Brief
From the listing below, count the lines where the string "قرأت" occurs. Give the number, with no other words.

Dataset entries
--------------------------------------------------

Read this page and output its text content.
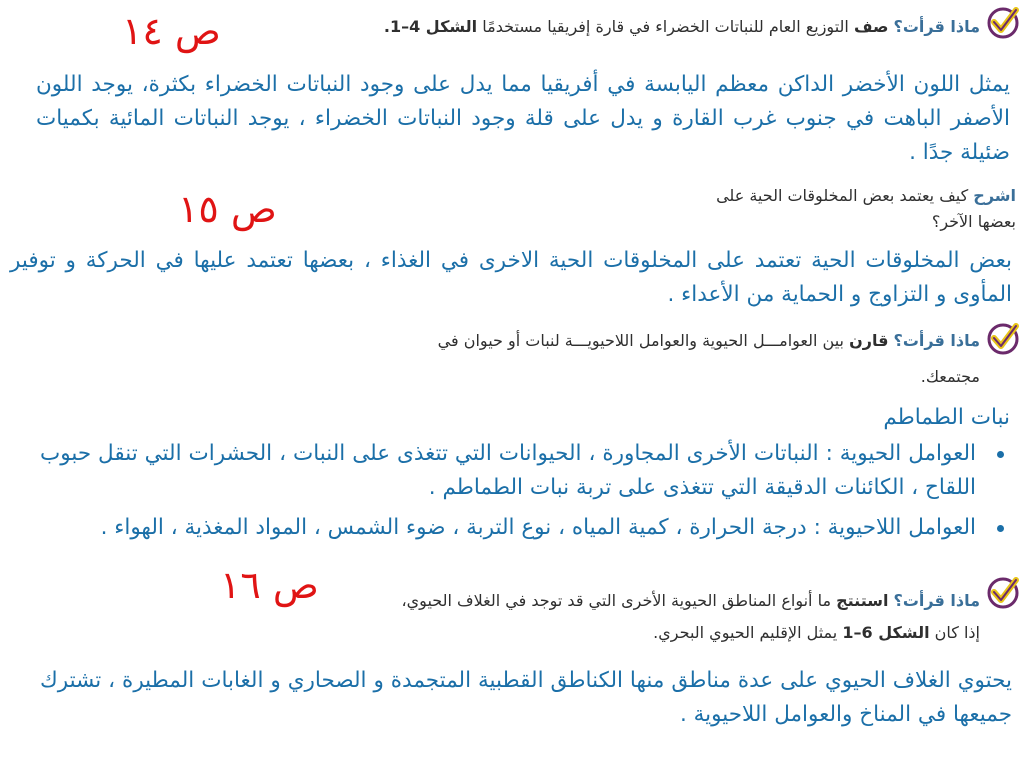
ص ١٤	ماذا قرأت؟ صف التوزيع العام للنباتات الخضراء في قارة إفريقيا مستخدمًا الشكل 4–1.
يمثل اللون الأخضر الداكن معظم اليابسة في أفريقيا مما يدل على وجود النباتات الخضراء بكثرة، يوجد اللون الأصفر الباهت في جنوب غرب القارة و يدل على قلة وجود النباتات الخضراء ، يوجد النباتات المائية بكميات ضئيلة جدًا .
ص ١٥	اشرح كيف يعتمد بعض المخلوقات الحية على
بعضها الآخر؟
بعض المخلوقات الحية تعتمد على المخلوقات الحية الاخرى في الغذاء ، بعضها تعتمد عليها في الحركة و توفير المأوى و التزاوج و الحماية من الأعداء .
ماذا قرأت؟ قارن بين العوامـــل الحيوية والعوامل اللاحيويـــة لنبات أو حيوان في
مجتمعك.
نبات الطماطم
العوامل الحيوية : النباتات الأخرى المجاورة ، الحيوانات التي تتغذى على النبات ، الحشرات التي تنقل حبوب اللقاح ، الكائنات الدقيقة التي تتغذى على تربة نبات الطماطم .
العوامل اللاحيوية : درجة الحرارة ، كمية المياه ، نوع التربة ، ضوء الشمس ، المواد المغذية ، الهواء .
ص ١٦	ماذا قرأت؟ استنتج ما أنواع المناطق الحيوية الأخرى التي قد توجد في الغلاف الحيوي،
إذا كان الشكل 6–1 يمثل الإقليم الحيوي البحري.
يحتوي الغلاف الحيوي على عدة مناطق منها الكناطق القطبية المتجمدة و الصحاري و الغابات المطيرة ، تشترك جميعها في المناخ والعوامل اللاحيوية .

--------------------------------------------------

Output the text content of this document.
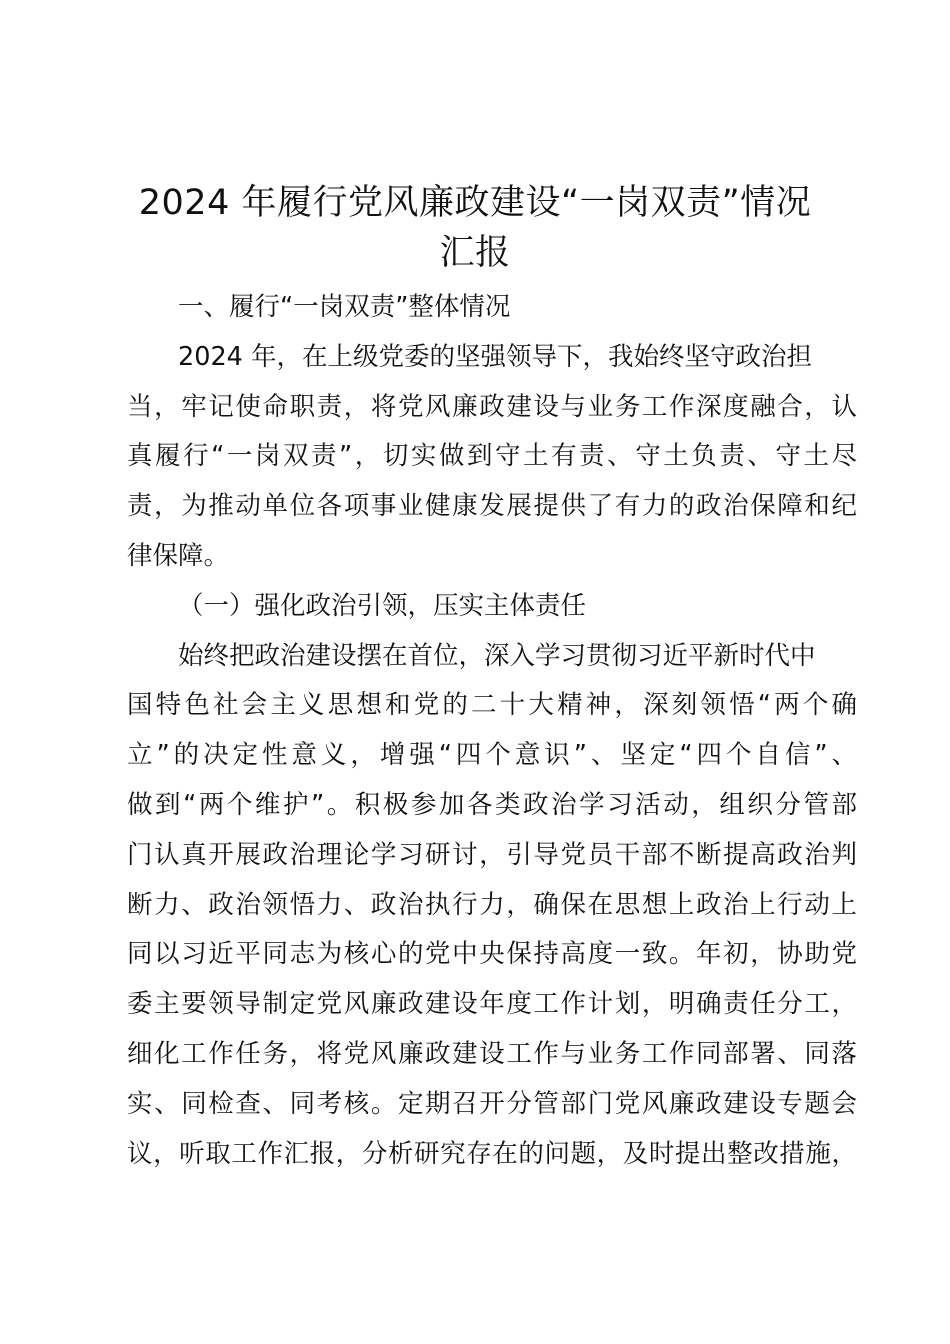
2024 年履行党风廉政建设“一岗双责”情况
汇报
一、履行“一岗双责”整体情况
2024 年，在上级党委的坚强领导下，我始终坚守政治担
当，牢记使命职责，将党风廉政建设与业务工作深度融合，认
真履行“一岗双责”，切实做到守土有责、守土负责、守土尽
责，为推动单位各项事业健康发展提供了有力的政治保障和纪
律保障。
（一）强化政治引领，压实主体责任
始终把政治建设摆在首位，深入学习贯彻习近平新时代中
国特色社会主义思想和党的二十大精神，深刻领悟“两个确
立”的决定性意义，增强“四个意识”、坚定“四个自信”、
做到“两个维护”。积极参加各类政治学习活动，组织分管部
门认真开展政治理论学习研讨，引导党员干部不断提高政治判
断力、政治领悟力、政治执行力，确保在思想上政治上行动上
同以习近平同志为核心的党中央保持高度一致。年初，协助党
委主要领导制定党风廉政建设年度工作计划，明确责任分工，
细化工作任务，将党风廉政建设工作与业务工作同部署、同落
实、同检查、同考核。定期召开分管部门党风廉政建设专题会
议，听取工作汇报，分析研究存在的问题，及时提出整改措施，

--------------------------------------------------

Written solution
3